Problem statement:
Pull every line that holds the word "Standard" from the entries.

Supplied material:
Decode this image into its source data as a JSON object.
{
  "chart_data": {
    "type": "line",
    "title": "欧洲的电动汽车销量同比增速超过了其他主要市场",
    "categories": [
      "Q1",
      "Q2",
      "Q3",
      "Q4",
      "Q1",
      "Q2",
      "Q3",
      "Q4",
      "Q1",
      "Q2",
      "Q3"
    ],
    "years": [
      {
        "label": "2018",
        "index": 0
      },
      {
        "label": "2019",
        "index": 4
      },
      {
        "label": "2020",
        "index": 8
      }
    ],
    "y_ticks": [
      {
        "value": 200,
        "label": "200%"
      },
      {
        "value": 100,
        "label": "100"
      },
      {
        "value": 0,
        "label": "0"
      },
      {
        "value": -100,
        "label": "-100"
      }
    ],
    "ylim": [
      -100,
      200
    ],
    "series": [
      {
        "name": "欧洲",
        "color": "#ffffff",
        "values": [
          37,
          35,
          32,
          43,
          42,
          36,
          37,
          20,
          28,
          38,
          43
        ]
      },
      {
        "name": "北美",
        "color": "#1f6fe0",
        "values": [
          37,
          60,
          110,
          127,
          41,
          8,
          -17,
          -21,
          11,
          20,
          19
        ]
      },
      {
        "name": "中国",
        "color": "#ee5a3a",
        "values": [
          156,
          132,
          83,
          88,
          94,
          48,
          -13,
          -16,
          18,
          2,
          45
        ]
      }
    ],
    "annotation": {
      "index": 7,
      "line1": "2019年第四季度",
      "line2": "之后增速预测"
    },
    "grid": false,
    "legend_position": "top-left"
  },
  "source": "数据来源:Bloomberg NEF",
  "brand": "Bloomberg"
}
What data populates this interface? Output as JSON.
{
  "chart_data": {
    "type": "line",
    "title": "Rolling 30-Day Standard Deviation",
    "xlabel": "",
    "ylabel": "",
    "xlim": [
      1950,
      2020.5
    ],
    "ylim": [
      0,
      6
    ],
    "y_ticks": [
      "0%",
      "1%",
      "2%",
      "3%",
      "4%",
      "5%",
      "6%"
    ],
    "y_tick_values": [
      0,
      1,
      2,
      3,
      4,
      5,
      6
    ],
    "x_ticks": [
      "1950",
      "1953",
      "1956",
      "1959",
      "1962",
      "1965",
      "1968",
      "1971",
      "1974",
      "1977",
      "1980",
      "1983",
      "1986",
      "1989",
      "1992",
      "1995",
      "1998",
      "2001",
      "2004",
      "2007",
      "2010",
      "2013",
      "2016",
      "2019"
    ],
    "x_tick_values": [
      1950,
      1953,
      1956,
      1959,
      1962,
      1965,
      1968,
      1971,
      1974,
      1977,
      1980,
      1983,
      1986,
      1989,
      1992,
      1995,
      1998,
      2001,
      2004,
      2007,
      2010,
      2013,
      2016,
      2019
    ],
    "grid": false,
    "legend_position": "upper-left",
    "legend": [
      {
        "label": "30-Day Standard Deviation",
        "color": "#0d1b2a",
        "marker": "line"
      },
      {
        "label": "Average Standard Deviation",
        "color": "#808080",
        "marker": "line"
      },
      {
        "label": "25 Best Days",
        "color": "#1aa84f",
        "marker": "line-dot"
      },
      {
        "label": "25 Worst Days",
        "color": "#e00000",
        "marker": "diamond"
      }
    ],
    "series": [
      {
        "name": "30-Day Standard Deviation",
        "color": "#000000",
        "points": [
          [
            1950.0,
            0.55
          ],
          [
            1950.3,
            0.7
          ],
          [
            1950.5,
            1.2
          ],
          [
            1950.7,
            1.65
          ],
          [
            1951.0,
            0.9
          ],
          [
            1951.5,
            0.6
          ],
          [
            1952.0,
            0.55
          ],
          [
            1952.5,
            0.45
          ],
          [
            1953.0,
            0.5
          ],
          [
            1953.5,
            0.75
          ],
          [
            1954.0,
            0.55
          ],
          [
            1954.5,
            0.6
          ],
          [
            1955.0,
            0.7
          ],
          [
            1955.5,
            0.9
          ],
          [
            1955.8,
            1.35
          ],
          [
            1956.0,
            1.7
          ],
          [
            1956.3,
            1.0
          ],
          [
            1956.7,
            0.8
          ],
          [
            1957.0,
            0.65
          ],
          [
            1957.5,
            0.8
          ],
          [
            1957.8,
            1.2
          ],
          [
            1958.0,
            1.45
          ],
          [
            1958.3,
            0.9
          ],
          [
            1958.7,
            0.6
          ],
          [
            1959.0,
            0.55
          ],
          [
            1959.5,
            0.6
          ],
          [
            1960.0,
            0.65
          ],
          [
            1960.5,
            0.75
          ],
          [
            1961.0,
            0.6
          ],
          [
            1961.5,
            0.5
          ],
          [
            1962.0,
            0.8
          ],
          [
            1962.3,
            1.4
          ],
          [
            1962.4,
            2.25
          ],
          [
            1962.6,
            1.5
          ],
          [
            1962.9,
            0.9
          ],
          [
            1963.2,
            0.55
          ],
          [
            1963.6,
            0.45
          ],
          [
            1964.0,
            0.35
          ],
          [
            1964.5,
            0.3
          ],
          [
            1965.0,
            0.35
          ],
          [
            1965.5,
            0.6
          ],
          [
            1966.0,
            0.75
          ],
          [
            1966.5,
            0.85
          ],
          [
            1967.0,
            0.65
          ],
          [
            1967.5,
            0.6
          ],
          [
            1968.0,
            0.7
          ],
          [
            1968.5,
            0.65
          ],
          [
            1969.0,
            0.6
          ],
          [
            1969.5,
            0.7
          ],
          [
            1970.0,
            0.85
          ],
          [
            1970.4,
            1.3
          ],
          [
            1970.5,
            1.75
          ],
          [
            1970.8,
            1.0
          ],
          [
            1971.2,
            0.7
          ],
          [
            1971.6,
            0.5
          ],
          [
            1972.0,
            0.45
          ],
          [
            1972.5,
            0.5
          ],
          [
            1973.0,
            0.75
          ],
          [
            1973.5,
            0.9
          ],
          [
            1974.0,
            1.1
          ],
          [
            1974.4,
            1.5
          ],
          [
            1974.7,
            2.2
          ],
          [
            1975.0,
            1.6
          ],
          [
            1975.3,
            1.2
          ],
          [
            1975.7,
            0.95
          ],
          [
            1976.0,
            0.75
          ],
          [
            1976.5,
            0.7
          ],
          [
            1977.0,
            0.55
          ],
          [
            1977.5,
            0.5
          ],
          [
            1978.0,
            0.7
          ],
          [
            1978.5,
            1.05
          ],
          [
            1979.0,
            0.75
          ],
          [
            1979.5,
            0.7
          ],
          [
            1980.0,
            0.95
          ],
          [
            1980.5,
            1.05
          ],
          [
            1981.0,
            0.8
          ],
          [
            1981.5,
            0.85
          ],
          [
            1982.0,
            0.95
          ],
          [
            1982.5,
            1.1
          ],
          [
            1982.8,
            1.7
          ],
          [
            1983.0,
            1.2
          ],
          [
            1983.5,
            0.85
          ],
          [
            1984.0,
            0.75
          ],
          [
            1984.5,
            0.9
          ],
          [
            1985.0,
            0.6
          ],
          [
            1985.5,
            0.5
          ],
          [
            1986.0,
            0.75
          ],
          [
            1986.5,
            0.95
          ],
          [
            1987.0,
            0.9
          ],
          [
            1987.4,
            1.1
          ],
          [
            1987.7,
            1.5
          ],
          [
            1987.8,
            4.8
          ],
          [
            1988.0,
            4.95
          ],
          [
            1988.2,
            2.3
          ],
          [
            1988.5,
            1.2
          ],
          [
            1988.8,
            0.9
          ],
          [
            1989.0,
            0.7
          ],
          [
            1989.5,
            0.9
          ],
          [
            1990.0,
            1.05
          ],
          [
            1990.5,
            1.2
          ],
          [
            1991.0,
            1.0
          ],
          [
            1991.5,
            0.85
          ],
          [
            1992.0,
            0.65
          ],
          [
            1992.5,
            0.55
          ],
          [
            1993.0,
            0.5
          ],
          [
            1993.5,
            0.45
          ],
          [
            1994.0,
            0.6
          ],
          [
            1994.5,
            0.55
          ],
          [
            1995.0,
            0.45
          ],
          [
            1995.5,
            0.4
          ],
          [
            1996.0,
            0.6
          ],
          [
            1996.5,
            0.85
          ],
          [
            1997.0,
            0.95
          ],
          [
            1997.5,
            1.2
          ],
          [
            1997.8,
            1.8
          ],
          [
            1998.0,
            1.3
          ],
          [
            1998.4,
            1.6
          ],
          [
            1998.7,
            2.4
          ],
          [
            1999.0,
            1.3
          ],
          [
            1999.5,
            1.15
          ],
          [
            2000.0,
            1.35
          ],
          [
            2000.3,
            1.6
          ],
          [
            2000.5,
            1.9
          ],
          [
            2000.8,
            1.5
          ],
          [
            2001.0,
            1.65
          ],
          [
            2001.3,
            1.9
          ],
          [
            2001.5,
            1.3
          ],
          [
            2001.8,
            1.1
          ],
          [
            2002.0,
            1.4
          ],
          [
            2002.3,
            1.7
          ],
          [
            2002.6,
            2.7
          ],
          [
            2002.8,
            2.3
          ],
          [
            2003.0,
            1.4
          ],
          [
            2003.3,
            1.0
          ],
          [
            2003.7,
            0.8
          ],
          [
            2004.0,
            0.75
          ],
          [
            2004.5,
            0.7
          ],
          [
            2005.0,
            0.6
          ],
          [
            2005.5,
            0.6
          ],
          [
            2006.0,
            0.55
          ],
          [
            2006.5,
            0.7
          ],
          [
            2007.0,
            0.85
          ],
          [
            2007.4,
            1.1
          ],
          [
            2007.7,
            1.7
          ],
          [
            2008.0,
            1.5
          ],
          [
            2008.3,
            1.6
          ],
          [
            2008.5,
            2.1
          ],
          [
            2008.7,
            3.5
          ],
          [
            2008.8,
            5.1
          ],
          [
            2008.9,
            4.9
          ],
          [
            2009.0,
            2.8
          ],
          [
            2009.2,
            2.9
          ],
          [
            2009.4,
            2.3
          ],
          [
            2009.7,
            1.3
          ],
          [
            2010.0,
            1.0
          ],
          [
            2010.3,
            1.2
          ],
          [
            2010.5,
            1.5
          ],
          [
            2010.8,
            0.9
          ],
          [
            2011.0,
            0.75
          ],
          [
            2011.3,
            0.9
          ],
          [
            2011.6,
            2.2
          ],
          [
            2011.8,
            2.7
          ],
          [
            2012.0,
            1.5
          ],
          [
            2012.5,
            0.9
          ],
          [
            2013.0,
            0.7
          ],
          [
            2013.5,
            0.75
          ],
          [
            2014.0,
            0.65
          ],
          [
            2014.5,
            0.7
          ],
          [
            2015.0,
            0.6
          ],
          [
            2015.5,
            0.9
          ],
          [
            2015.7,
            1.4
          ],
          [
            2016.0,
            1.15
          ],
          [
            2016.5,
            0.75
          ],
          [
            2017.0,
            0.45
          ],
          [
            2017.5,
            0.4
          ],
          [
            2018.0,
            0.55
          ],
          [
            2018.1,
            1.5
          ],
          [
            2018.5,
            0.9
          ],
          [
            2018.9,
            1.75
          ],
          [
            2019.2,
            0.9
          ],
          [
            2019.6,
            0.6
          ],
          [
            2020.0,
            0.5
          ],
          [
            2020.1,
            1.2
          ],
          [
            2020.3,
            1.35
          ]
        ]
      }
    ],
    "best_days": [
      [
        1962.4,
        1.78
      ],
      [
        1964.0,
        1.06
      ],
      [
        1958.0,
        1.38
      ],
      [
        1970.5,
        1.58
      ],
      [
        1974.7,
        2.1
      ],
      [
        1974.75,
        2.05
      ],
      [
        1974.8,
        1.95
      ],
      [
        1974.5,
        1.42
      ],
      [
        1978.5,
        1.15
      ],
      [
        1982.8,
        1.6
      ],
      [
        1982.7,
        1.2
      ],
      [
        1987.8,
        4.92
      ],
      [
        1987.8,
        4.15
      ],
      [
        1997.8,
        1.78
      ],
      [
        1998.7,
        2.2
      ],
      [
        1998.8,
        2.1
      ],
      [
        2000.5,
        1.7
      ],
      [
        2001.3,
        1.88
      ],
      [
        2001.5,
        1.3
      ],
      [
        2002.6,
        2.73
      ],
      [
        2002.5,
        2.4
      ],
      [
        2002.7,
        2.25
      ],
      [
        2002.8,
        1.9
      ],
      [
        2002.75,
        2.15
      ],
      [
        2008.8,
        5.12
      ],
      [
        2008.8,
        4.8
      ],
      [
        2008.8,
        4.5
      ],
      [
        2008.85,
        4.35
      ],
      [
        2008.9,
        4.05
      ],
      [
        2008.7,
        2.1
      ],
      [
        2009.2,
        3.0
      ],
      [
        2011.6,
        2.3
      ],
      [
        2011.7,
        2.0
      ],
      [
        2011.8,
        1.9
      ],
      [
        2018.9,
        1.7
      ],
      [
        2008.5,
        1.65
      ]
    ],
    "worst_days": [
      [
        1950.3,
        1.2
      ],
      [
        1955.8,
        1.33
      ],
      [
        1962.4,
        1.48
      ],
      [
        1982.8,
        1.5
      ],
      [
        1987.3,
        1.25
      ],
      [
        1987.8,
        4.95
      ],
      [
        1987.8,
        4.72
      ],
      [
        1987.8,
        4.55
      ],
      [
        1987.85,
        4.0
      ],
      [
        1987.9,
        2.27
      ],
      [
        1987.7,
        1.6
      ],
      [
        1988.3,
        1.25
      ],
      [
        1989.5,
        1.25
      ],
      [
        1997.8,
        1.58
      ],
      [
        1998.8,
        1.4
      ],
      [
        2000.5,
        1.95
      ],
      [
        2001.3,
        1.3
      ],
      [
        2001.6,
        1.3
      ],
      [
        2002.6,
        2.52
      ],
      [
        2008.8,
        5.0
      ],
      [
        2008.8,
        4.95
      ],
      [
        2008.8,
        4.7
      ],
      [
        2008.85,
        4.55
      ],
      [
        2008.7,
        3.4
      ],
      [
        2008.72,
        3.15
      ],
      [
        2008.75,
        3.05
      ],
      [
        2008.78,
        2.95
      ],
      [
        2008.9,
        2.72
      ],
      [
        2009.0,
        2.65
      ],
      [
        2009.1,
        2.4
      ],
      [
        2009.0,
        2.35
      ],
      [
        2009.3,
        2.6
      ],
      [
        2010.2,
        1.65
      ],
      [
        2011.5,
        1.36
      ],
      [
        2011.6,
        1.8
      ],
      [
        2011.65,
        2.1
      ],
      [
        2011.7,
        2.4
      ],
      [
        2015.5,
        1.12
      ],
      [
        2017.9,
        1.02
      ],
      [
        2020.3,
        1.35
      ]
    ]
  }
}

Full response:
    "title": "Rolling 30-Day Standard Deviation",
        "label": "30-Day Standard Deviation",
        "label": "Average Standard Deviation",
        "name": "30-Day Standard Deviation",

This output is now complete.